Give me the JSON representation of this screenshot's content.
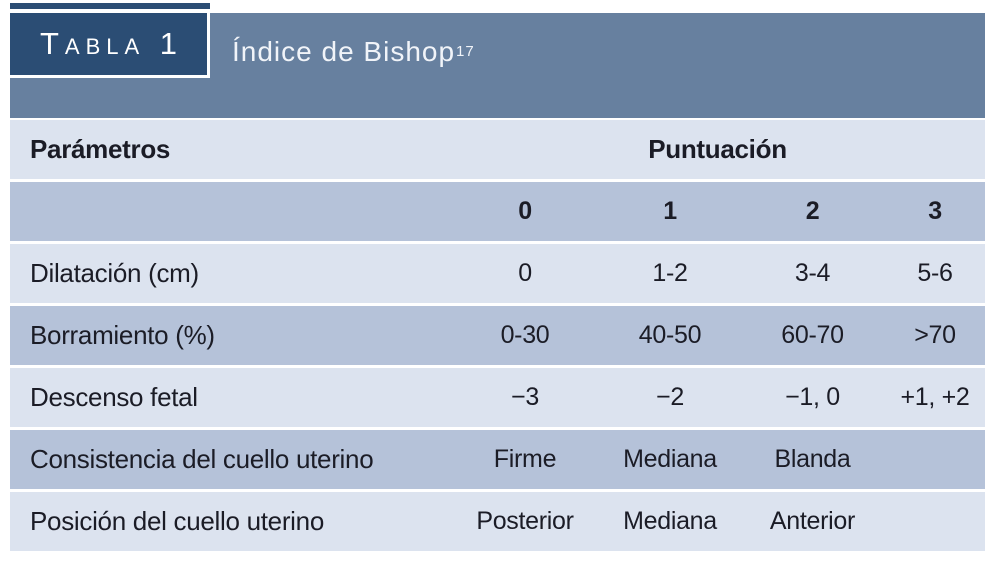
{
  "header": {
    "tag": "Tabla 1",
    "title": "Índice de Bishop",
    "title_reference": "17"
  },
  "table": {
    "param_header": "Parámetros",
    "score_header": "Puntuación",
    "score_columns": [
      "0",
      "1",
      "2",
      "3"
    ],
    "rows": [
      {
        "label": "Dilatación (cm)",
        "values": [
          "0",
          "1-2",
          "3-4",
          "5-6"
        ]
      },
      {
        "label": "Borramiento (%)",
        "values": [
          "0-30",
          "40-50",
          "60-70",
          ">70"
        ]
      },
      {
        "label": "Descenso fetal",
        "values": [
          "−3",
          "−2",
          "−1, 0",
          "+1, +2"
        ]
      },
      {
        "label": "Consistencia del cuello uterino",
        "values": [
          "Firme",
          "Mediana",
          "Blanda",
          ""
        ]
      },
      {
        "label": "Posición del cuello uterino",
        "values": [
          "Posterior",
          "Mediana",
          "Anterior",
          ""
        ]
      }
    ]
  },
  "colors": {
    "navy": "#2b4d74",
    "slate_band": "#67809f",
    "row_light": "#dce3ef",
    "row_medium": "#b5c2d9",
    "text": "#1b1c26",
    "header_text": "#ffffff"
  }
}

****

TASK:
List all lines from the entries that include the word "cuello".

TASK ANSWER:
        "label": "Consistencia del cuello uterino",
        "label": "Posición del cuello uterino",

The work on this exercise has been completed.